Exercise aim: Write each line out exactly, leaving none out.

** BEGIN **

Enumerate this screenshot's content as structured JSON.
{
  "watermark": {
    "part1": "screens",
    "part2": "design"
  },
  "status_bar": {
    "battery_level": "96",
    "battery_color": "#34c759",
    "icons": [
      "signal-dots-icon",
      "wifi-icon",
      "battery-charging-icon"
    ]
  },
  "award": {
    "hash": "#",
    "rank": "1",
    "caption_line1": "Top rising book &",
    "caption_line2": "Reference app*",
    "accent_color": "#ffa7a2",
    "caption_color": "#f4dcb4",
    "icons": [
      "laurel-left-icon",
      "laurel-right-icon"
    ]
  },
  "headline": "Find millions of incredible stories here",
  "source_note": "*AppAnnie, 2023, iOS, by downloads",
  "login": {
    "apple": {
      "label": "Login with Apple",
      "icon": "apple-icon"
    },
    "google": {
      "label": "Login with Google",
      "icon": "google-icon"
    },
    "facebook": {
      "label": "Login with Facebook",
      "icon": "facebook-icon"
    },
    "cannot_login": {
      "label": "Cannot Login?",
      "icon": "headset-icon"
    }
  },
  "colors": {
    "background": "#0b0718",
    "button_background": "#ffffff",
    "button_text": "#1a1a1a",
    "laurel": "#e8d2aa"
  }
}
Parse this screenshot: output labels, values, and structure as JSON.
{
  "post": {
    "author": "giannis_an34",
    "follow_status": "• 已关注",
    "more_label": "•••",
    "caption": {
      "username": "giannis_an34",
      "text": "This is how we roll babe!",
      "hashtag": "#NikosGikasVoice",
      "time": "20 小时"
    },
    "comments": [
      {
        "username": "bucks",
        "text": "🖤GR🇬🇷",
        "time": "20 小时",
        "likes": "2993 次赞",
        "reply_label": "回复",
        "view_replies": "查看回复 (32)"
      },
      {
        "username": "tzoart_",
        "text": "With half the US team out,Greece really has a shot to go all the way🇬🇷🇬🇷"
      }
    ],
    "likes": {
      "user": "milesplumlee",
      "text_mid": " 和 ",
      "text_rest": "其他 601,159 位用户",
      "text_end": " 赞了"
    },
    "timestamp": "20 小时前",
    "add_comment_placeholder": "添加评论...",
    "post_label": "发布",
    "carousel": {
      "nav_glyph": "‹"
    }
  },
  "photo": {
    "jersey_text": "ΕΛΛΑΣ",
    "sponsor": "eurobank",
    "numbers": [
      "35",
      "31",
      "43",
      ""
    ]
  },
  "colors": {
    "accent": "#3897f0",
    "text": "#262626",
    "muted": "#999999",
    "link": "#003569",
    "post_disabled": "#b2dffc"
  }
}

** END **

Written solution:
Enumerate this screenshot's content as structured JSON.
{
  "watermark": {
    "part1": "screens",
    "part2": "design"
  },
  "status_bar": {
    "battery_level": "96",
    "battery_color": "#34c759",
    "icons": [
      "signal-dots-icon",
      "wifi-icon",
      "battery-charging-icon"
    ]
  },
  "award": {
    "hash": "#",
    "rank": "1",
    "caption_line1": "Top rising book &",
    "caption_line2": "Reference app*",
    "accent_color": "#ffa7a2",
    "caption_color": "#f4dcb4",
    "icons": [
      "laurel-left-icon",
      "laurel-right-icon"
    ]
  },
  "headline": "Find millions of incredible stories here",
  "source_note": "*AppAnnie, 2023, iOS, by downloads",
  "login": {
    "apple": {
      "label": "Login with Apple",
      "icon": "apple-icon"
    },
    "google": {
      "label": "Login with Google",
      "icon": "google-icon"
    },
    "facebook": {
      "label": "Login with Facebook",
      "icon": "facebook-icon"
    },
    "cannot_login": {
      "label": "Cannot Login?",
      "icon": "headset-icon"
    }
  },
  "colors": {
    "background": "#0b0718",
    "button_background": "#ffffff",
    "button_text": "#1a1a1a",
    "laurel": "#e8d2aa"
  }
}
Parse this screenshot: output labels, values, and structure as JSON.
{
  "post": {
    "author": "giannis_an34",
    "follow_status": "• 已关注",
    "more_label": "•••",
    "caption": {
      "username": "giannis_an34",
      "text": "This is how we roll babe!",
      "hashtag": "#NikosGikasVoice",
      "time": "20 小时"
    },
    "comments": [
      {
        "username": "bucks",
        "text": "🖤GR🇬🇷",
        "time": "20 小时",
        "likes": "2993 次赞",
        "reply_label": "回复",
        "view_replies": "查看回复 (32)"
      },
      {
        "username": "tzoart_",
        "text": "With half the US team out,Greece really has a shot to go all the way🇬🇷🇬🇷"
      }
    ],
    "likes": {
      "user": "milesplumlee",
      "text_mid": " 和 ",
      "text_rest": "其他 601,159 位用户",
      "text_end": " 赞了"
    },
    "timestamp": "20 小时前",
    "add_comment_placeholder": "添加评论...",
    "post_label": "发布",
    "carousel": {
      "nav_glyph": "‹"
    }
  },
  "photo": {
    "jersey_text": "ΕΛΛΑΣ",
    "sponsor": "eurobank",
    "numbers": [
      "35",
      "31",
      "43",
      ""
    ]
  },
  "colors": {
    "accent": "#3897f0",
    "text": "#262626",
    "muted": "#999999",
    "link": "#003569",
    "post_disabled": "#b2dffc"
  }
}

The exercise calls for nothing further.